- **ARBEITSAUFTRAG**
Führe den Text über Traum und Täuschung in Simone Weils Philosophievorlesungen ab seinem letzten Satz weiter.

- **GEZEIGTER TEXTAUSZUG**
● ● ● ●
Simone Weil „Leçons de philosophie“ (Philosophievorlesungen)
Was nun die Täuschung (illusion) betrifft, so stellt sich die Frage, ob zwischen einem Traum und einer Täuschung ein Unterschied des Grades oder der Natur besteht. Man kann folgendes immer behaupten: Der Übergang vom Traum zum Erwachen bringt uns nicht jene Empfindungen, die bereits im Traum existieren; und nach dem Erwachen dauern die Täuschungen fort (zum Beispiel umstickt [„broder autour“/um etwas herum sticken] man die Zahnräder des Weckers/die Räderwerke des Erwachens, anstatt ein Gespinst zu umsticken). Man kann sagen, dass der Traum die auf die gesamte Wahrnehmung ausgedehnte Täuschung ist; der Traum ist keine Halluzination (irreale Empfindungen), sondern eine Täuschung (die den Empfindungen hinzugefügte Einbildungskraft). Folglich werden alle Empfindungen wirklich empfunden, und niemals verwandelt sich die Einbildungskraft in Empfindungen. (Mitschrift ihres Unterrichts am Mädchengymnasium in Roanne aus den Jahren 1933–1934 (herausgegeben und transkribiert von ihrer damaligen Schülerin Anne Reynaud-Guérithault)

Das französische Wort „illusion“ in diesem Text verweist erkenntnistheoretisch auf die konkrete Fehlinterpretation von Sinnesdaten – also darum, dass Augen oder Ohren etwas Reales wahrnehmen, das Gehirn daraus jedoch etwas Falsches ableitet. „Täuschung“ ist die zwar ungewohnte aber treffende Übersetzung von „illusion“ ins Deutsche.
● ● ● ●
- **VORLIEGENDES MATERIAL**
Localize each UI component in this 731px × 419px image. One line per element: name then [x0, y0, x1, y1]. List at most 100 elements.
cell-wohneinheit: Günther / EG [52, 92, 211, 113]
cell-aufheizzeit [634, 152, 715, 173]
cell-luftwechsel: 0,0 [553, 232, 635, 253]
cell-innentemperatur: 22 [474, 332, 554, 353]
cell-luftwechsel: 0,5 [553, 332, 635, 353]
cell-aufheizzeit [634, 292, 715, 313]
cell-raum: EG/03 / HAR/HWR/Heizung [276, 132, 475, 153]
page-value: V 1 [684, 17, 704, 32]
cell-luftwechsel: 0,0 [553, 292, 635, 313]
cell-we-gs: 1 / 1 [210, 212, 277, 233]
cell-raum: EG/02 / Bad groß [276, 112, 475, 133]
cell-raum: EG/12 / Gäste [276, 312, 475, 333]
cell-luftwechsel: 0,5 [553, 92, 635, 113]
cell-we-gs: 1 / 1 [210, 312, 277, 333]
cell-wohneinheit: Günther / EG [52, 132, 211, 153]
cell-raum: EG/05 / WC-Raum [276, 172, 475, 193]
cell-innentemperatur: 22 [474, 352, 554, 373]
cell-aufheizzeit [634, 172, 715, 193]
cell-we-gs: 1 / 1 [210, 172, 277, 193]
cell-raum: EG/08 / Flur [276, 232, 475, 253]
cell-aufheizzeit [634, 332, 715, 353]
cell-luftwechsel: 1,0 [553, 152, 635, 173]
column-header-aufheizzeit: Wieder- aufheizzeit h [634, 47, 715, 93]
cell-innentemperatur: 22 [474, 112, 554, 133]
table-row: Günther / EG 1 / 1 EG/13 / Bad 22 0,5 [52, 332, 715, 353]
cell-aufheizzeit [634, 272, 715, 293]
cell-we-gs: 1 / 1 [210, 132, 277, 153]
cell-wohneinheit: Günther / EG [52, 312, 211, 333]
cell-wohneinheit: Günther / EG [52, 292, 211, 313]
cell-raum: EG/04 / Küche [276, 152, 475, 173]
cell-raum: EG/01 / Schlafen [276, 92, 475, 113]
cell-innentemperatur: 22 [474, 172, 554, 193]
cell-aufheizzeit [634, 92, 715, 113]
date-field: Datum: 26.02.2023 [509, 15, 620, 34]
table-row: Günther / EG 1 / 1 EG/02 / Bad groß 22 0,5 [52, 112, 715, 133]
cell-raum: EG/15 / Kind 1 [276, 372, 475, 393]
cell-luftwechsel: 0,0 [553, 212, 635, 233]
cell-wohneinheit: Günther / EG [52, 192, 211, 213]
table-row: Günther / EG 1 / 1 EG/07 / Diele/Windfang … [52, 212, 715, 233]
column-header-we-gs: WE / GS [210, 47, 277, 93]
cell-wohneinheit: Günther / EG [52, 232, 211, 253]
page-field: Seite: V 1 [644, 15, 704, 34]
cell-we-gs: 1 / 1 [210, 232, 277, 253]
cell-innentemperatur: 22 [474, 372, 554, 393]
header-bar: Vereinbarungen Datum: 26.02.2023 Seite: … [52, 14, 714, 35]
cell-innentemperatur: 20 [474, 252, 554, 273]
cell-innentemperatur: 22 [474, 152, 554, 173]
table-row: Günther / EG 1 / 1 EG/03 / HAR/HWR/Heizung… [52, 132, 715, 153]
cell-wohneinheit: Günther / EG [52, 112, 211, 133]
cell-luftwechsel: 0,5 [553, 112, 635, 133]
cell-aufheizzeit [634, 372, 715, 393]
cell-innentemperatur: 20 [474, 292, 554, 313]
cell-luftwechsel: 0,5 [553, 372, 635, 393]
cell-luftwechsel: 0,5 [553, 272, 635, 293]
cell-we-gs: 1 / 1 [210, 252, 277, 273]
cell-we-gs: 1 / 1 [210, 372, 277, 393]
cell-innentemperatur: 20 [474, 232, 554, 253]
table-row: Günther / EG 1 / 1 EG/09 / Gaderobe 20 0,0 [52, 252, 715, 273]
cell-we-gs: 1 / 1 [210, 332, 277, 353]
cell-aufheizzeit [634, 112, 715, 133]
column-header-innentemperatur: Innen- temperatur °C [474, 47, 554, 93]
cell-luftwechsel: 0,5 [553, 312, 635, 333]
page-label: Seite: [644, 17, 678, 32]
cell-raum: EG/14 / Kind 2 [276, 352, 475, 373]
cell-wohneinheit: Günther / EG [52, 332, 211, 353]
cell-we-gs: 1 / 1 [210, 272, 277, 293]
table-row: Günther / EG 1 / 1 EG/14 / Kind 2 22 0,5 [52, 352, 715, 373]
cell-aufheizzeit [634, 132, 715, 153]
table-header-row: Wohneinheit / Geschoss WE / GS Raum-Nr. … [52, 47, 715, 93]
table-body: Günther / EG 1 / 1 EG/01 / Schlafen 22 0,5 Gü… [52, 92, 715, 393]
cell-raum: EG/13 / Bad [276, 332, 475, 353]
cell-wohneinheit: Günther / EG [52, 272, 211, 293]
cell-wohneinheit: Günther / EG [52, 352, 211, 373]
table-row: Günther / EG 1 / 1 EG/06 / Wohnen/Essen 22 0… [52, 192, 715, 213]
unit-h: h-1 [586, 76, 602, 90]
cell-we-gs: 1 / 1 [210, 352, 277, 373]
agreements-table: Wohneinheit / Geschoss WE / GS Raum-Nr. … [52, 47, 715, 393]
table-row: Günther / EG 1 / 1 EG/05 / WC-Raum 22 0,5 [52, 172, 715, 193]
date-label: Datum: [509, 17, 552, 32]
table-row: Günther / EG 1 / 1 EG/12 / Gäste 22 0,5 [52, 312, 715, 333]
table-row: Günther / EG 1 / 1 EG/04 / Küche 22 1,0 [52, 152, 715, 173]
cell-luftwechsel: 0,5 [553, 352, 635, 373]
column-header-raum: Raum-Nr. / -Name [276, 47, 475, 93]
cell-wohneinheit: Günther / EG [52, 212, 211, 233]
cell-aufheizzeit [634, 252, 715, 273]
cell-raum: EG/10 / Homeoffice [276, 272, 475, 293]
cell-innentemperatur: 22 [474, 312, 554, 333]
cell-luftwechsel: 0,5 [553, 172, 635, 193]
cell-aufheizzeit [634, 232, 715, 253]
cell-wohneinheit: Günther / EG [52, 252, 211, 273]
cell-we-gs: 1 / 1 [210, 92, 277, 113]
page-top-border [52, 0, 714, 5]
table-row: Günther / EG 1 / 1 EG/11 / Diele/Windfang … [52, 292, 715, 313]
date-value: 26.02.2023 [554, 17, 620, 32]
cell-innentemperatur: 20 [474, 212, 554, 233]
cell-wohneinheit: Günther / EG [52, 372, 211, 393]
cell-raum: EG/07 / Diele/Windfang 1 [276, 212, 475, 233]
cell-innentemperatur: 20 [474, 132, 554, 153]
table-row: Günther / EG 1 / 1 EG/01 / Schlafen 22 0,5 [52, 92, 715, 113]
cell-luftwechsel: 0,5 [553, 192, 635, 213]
● ● ● ●
- **AUSGABE UNTEN**
Das von Simone Weil verwendete französische Verb „broder“ verbindet zwei Ebenen. Auf der handwerklichen Ebene bedeutet es sticken oder besticken. Weil nutzt dieses Bild, um den Prozess der Wahrnehmung zu veranschaulichen: Die Einbildungskraft nimmt reale Sinnesdaten wie das reale Ticken eines Weckers nicht bloß passiv auf, sondern sie umstickt und überlagert sie mit einem Traumbild. Die Einbildungskraft arbeitet wie eine Stickerin. Sie nimmt den „nackten Stoff“ (das reale, physische Ticken des Weckers) und stickt mit den Fäden der Fantasie ein Traumbild drumherum.


Gleichzeitig bedeutet „broder“ im französischen Sprachgebrauch, eine Geschichte mit erfundenen Details, Anekdoten oder Umstände auszuschmücken, um sie lebendiger zu machen. In Weils Text greifen beide Bedeutungen ineinander: Das Reale wird durch das Gestickte transformiert, nicht einfach nur ergänzt.


Das elfwöchiges Stickprojekt im Pavillon Simone Weil war demnach nicht nur textiles Handwerk, sondern ein tatsächliches „Zusammenspinnen und Ausschmücken von Gedanken“ – ganz im Sinne von Simone Weils doppelbödiger Wortwahl.